* Task directions: All of the material below is to be restated word for word, apart from the pictures.

* Record extracts:
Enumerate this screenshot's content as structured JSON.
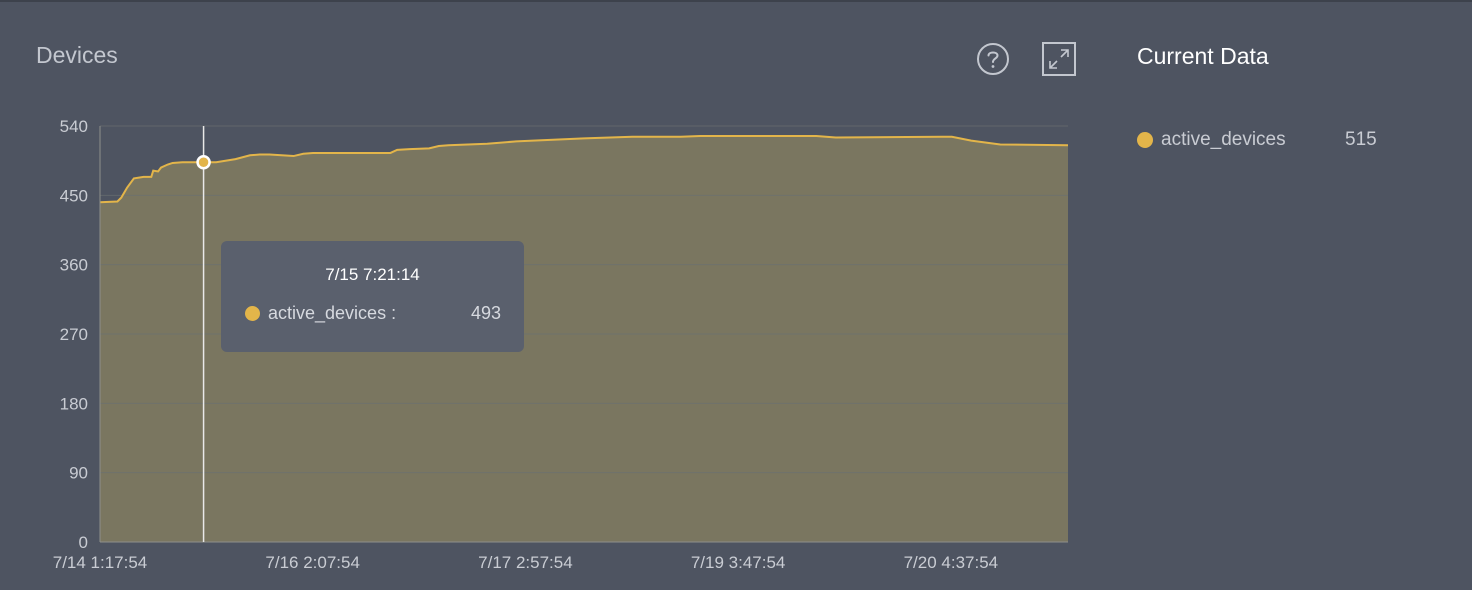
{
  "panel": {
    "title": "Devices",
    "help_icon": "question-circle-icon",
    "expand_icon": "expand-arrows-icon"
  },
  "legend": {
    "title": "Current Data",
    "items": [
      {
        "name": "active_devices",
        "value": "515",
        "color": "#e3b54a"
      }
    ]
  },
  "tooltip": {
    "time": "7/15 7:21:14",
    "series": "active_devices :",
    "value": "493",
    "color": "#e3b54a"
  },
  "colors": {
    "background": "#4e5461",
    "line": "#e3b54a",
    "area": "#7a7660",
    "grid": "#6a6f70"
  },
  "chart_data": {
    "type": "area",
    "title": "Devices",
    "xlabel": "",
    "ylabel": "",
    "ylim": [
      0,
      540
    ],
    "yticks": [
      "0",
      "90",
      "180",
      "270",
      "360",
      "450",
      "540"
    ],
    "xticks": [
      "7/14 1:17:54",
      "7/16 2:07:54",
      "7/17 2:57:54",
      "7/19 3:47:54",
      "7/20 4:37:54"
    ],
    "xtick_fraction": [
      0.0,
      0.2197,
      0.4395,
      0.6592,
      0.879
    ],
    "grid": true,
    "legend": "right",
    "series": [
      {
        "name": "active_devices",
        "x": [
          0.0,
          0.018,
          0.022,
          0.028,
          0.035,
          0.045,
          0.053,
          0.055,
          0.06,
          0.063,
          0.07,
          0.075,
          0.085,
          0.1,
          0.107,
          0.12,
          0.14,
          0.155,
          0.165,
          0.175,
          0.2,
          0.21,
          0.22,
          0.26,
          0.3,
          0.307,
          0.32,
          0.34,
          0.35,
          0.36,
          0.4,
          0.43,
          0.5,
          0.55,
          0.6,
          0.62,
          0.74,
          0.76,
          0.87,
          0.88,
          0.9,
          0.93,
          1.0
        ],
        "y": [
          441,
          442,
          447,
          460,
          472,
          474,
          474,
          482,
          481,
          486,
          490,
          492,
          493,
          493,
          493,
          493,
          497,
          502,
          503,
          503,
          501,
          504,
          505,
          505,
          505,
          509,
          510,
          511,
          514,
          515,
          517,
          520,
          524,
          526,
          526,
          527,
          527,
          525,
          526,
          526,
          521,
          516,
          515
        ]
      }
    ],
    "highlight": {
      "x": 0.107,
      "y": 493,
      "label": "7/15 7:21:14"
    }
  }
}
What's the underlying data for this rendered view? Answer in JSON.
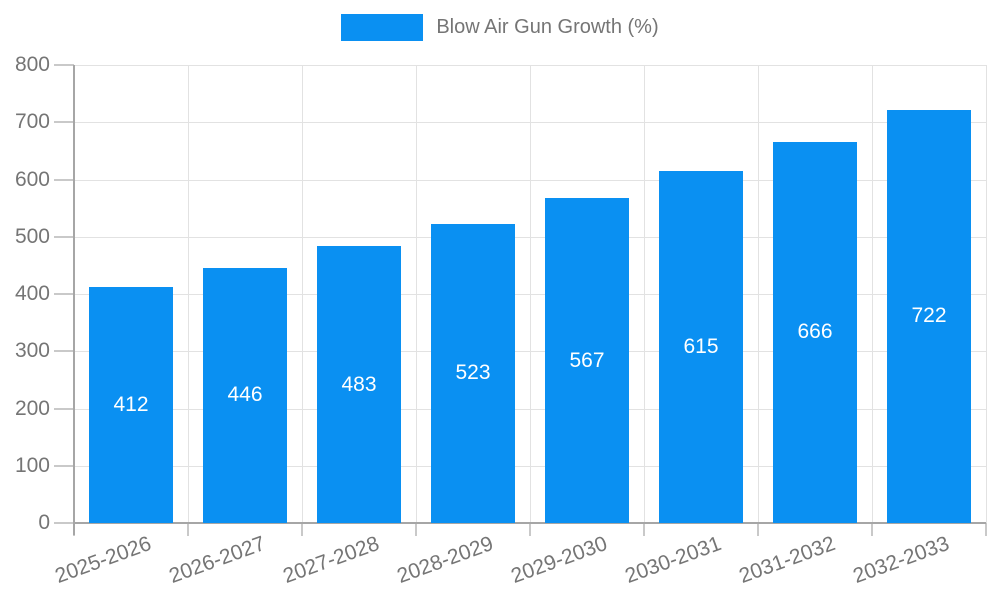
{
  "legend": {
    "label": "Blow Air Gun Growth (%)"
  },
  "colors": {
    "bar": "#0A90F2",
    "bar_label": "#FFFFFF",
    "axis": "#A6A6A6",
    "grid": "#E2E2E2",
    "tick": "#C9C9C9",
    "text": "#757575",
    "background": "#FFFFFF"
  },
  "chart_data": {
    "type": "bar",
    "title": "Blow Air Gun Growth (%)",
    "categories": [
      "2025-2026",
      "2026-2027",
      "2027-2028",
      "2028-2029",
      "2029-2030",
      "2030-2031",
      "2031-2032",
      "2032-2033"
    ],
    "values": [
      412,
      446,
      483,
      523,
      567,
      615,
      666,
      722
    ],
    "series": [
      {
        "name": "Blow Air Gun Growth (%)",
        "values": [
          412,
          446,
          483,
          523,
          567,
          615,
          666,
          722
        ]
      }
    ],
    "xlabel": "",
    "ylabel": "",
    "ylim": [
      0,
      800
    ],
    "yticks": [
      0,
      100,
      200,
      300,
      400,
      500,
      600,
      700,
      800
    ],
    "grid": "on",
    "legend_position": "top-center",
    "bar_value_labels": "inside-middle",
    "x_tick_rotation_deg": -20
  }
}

* Exercise response:
Enumerate this screenshot's content as structured JSON.
{
  "panel": {
    "title": "Devices",
    "help_icon": "question-circle-icon",
    "expand_icon": "expand-arrows-icon"
  },
  "legend": {
    "title": "Current Data",
    "items": [
      {
        "name": "active_devices",
        "value": "515",
        "color": "#e3b54a"
      }
    ]
  },
  "tooltip": {
    "time": "7/15 7:21:14",
    "series": "active_devices :",
    "value": "493",
    "color": "#e3b54a"
  },
  "colors": {
    "background": "#4e5461",
    "line": "#e3b54a",
    "area": "#7a7660",
    "grid": "#6a6f70"
  },
  "chart_data": {
    "type": "area",
    "title": "Devices",
    "xlabel": "",
    "ylabel": "",
    "ylim": [
      0,
      540
    ],
    "yticks": [
      "0",
      "90",
      "180",
      "270",
      "360",
      "450",
      "540"
    ],
    "xticks": [
      "7/14 1:17:54",
      "7/16 2:07:54",
      "7/17 2:57:54",
      "7/19 3:47:54",
      "7/20 4:37:54"
    ],
    "xtick_fraction": [
      0.0,
      0.2197,
      0.4395,
      0.6592,
      0.879
    ],
    "grid": true,
    "legend": "right",
    "series": [
      {
        "name": "active_devices",
        "x": [
          0.0,
          0.018,
          0.022,
          0.028,
          0.035,
          0.045,
          0.053,
          0.055,
          0.06,
          0.063,
          0.07,
          0.075,
          0.085,
          0.1,
          0.107,
          0.12,
          0.14,
          0.155,
          0.165,
          0.175,
          0.2,
          0.21,
          0.22,
          0.26,
          0.3,
          0.307,
          0.32,
          0.34,
          0.35,
          0.36,
          0.4,
          0.43,
          0.5,
          0.55,
          0.6,
          0.62,
          0.74,
          0.76,
          0.87,
          0.88,
          0.9,
          0.93,
          1.0
        ],
        "y": [
          441,
          442,
          447,
          460,
          472,
          474,
          474,
          482,
          481,
          486,
          490,
          492,
          493,
          493,
          493,
          493,
          497,
          502,
          503,
          503,
          501,
          504,
          505,
          505,
          505,
          509,
          510,
          511,
          514,
          515,
          517,
          520,
          524,
          526,
          526,
          527,
          527,
          525,
          526,
          526,
          521,
          516,
          515
        ]
      }
    ],
    "highlight": {
      "x": 0.107,
      "y": 493,
      "label": "7/15 7:21:14"
    }
  }
}
What's the underlying data for this rendered view? Answer in JSON.
{
  "legend": {
    "label": "Blow Air Gun Growth (%)"
  },
  "colors": {
    "bar": "#0A90F2",
    "bar_label": "#FFFFFF",
    "axis": "#A6A6A6",
    "grid": "#E2E2E2",
    "tick": "#C9C9C9",
    "text": "#757575",
    "background": "#FFFFFF"
  },
  "chart_data": {
    "type": "bar",
    "title": "Blow Air Gun Growth (%)",
    "categories": [
      "2025-2026",
      "2026-2027",
      "2027-2028",
      "2028-2029",
      "2029-2030",
      "2030-2031",
      "2031-2032",
      "2032-2033"
    ],
    "values": [
      412,
      446,
      483,
      523,
      567,
      615,
      666,
      722
    ],
    "series": [
      {
        "name": "Blow Air Gun Growth (%)",
        "values": [
          412,
          446,
          483,
          523,
          567,
          615,
          666,
          722
        ]
      }
    ],
    "xlabel": "",
    "ylabel": "",
    "ylim": [
      0,
      800
    ],
    "yticks": [
      0,
      100,
      200,
      300,
      400,
      500,
      600,
      700,
      800
    ],
    "grid": "on",
    "legend_position": "top-center",
    "bar_value_labels": "inside-middle",
    "x_tick_rotation_deg": -20
  }
}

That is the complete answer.